* _AIM OF THE EXERCISE_
Keep the pictures out of the copy and print all the entries below exactly.

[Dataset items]
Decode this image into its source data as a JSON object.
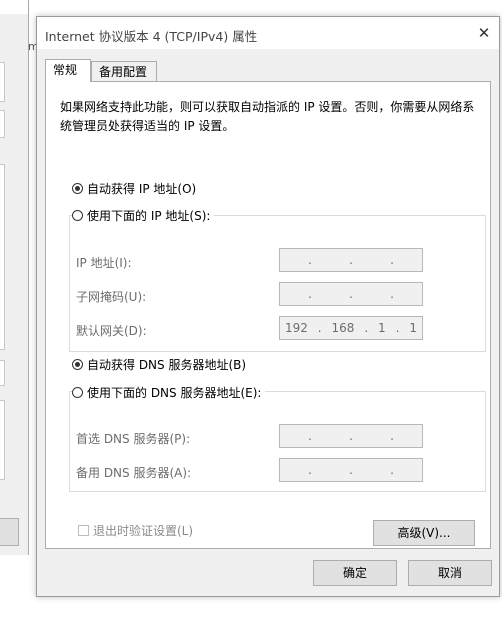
{
  "background_window": {
    "partial_text": "m"
  },
  "dialog": {
    "title": "Internet 协议版本 4 (TCP/IPv4) 属性",
    "close_glyph": "✕",
    "tabs": [
      {
        "label": "常规",
        "active": true
      },
      {
        "label": "备用配置",
        "active": false
      }
    ],
    "description": "如果网络支持此功能，则可以获取自动指派的 IP 设置。否则，你需要从网络系统管理员处获得适当的 IP 设置。",
    "ip": {
      "auto_label": "自动获得 IP 地址(O)",
      "auto_selected": true,
      "manual_label": "使用下面的 IP 地址(S):",
      "fields": [
        {
          "label": "IP 地址(I):",
          "octets": [
            "",
            "",
            "",
            ""
          ]
        },
        {
          "label": "子网掩码(U):",
          "octets": [
            "",
            "",
            "",
            ""
          ]
        },
        {
          "label": "默认网关(D):",
          "octets": [
            "192",
            "168",
            "1",
            "1"
          ]
        }
      ]
    },
    "dns": {
      "auto_label": "自动获得 DNS 服务器地址(B)",
      "auto_selected": true,
      "manual_label": "使用下面的 DNS 服务器地址(E):",
      "fields": [
        {
          "label": "首选 DNS 服务器(P):",
          "octets": [
            "",
            "",
            "",
            ""
          ]
        },
        {
          "label": "备用 DNS 服务器(A):",
          "octets": [
            "",
            "",
            "",
            ""
          ]
        }
      ]
    },
    "validate_label": "退出时验证设置(L)",
    "advanced_button": "高级(V)...",
    "ok_button": "确定",
    "cancel_button": "取消",
    "ip_separator": "."
  }
}
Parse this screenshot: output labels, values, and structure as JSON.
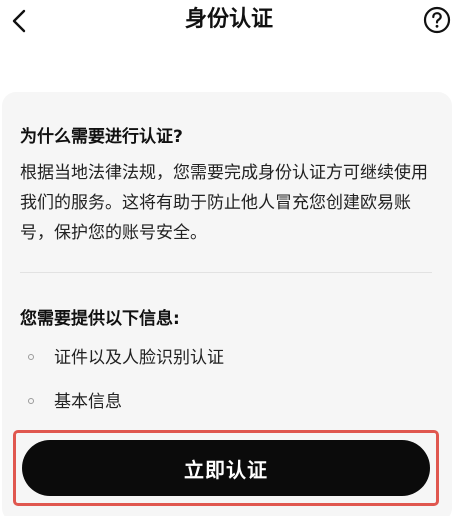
{
  "header": {
    "title": "身份认证",
    "back_icon": "chevron-left-icon",
    "help_icon": "question-circle-icon"
  },
  "card": {
    "why_title": "为什么需要进行认证?",
    "why_text": "根据当地法律法规，您需要完成身份认证方可继续使用我们的服务。这将有助于防止他人冒充您创建欧易账号，保护您的账号安全。",
    "info_title": "您需要提供以下信息:",
    "info_items": [
      {
        "label": "证件以及人脸识别认证"
      },
      {
        "label": "基本信息"
      }
    ]
  },
  "actions": {
    "verify_label": "立即认证"
  },
  "colors": {
    "card_bg": "#f6f6f6",
    "button_bg": "#0b0b0b",
    "highlight": "#e0574f"
  }
}
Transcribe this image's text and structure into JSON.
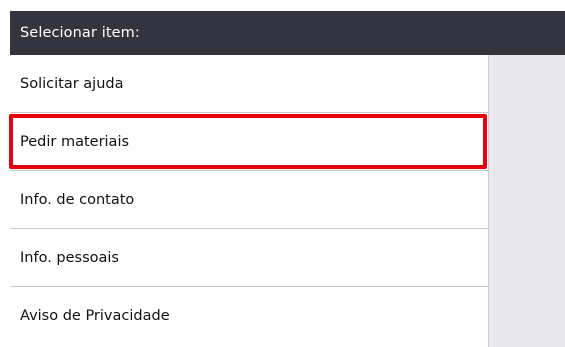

* _ANSWER IN FULL_
Decode this image into its source data as a JSON object.
{
  "background_window": {
    "partial_text": "m"
  },
  "dialog": {
    "title": "Internet 协议版本 4 (TCP/IPv4) 属性",
    "close_glyph": "✕",
    "tabs": [
      {
        "label": "常规",
        "active": true
      },
      {
        "label": "备用配置",
        "active": false
      }
    ],
    "description": "如果网络支持此功能，则可以获取自动指派的 IP 设置。否则，你需要从网络系统管理员处获得适当的 IP 设置。",
    "ip": {
      "auto_label": "自动获得 IP 地址(O)",
      "auto_selected": true,
      "manual_label": "使用下面的 IP 地址(S):",
      "fields": [
        {
          "label": "IP 地址(I):",
          "octets": [
            "",
            "",
            "",
            ""
          ]
        },
        {
          "label": "子网掩码(U):",
          "octets": [
            "",
            "",
            "",
            ""
          ]
        },
        {
          "label": "默认网关(D):",
          "octets": [
            "192",
            "168",
            "1",
            "1"
          ]
        }
      ]
    },
    "dns": {
      "auto_label": "自动获得 DNS 服务器地址(B)",
      "auto_selected": true,
      "manual_label": "使用下面的 DNS 服务器地址(E):",
      "fields": [
        {
          "label": "首选 DNS 服务器(P):",
          "octets": [
            "",
            "",
            "",
            ""
          ]
        },
        {
          "label": "备用 DNS 服务器(A):",
          "octets": [
            "",
            "",
            "",
            ""
          ]
        }
      ]
    },
    "validate_label": "退出时验证设置(L)",
    "advanced_button": "高级(V)...",
    "ok_button": "确定",
    "cancel_button": "取消",
    "ip_separator": "."
  }
}
Parse this screenshot: output labels, values, and structure as JSON.
{
  "header": {
    "title": "身份认证",
    "back_icon": "chevron-left-icon",
    "help_icon": "question-circle-icon"
  },
  "card": {
    "why_title": "为什么需要进行认证?",
    "why_text": "根据当地法律法规，您需要完成身份认证方可继续使用我们的服务。这将有助于防止他人冒充您创建欧易账号，保护您的账号安全。",
    "info_title": "您需要提供以下信息:",
    "info_items": [
      {
        "label": "证件以及人脸识别认证"
      },
      {
        "label": "基本信息"
      }
    ]
  },
  "actions": {
    "verify_label": "立即认证"
  },
  "colors": {
    "card_bg": "#f6f6f6",
    "button_bg": "#0b0b0b",
    "highlight": "#e0574f"
  }
}
Transcribe this image's text and structure into JSON.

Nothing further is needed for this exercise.